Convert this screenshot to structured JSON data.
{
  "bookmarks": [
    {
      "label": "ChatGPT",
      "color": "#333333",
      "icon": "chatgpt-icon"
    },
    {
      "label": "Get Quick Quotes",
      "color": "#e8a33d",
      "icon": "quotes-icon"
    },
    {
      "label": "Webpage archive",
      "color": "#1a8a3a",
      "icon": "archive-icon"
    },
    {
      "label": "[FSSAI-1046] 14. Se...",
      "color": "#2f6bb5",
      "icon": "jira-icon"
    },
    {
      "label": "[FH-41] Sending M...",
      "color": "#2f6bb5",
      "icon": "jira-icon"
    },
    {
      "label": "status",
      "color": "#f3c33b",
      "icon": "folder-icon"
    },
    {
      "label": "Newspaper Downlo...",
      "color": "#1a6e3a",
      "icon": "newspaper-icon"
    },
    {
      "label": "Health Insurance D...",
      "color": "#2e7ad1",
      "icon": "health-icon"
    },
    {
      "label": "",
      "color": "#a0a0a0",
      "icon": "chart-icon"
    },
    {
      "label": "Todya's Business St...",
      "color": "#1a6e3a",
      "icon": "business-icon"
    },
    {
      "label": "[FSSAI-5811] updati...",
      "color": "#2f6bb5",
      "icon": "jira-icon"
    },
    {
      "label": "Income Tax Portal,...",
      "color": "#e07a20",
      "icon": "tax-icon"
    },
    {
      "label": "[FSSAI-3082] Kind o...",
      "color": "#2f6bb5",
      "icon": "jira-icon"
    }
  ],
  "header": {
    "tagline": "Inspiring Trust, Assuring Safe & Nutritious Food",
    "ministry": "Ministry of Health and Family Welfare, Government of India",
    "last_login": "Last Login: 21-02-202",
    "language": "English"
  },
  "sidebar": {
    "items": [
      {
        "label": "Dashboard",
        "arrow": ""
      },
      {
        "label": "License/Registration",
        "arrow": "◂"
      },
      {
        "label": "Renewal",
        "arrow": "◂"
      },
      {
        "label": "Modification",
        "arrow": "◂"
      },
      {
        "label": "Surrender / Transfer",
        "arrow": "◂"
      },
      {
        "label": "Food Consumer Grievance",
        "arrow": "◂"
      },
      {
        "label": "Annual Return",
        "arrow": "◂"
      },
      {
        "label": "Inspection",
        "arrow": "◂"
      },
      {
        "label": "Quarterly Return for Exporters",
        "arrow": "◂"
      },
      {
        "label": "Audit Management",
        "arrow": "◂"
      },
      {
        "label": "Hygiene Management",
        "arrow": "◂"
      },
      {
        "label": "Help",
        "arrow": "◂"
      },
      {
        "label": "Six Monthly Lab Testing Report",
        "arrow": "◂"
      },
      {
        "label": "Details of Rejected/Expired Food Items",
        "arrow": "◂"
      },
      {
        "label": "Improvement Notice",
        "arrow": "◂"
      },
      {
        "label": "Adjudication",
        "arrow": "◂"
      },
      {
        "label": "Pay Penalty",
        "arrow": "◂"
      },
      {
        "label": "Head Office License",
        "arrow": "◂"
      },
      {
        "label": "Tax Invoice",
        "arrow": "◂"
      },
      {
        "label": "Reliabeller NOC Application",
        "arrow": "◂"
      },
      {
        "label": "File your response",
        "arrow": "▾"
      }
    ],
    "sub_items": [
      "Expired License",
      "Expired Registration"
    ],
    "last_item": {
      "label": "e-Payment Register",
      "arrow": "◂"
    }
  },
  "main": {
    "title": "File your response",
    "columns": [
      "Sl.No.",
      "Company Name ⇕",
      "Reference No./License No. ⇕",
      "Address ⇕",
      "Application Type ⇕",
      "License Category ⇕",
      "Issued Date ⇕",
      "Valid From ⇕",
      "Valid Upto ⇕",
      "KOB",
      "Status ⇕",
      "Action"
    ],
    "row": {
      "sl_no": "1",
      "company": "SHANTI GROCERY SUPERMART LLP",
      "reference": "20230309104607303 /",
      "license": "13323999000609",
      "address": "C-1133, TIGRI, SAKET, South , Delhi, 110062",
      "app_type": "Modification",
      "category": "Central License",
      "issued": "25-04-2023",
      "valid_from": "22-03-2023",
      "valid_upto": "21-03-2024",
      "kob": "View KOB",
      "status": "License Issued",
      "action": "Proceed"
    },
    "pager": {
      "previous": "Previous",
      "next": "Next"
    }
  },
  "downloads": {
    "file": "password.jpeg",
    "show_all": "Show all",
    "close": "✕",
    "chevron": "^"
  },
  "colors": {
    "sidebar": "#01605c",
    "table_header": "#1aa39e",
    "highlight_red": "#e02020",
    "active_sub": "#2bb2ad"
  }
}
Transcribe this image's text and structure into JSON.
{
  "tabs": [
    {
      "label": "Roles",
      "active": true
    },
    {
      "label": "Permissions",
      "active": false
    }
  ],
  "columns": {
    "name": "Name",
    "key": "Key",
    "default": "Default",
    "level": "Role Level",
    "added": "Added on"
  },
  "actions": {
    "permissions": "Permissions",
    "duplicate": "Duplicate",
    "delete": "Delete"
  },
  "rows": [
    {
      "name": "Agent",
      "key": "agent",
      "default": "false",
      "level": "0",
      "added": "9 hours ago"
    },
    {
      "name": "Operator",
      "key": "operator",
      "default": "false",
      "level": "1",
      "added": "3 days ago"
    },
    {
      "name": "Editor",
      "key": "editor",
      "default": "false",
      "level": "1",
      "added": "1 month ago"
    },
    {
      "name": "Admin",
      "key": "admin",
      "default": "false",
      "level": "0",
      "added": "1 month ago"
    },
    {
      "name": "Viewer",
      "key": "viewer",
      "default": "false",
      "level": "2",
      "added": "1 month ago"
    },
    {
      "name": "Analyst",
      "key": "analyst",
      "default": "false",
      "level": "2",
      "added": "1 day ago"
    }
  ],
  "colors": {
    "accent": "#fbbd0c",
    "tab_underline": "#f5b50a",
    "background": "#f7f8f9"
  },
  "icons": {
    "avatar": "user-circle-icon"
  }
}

* * *

■ Exercise task
Gather all lines from the records above in which "Food" appears.

■ Answer to the exercise
    "tagline": "Inspiring Trust, Assuring Safe & Nutritious Food",
        "label": "Food Consumer Grievance",
        "label": "Details of Rejected/Expired Food Items",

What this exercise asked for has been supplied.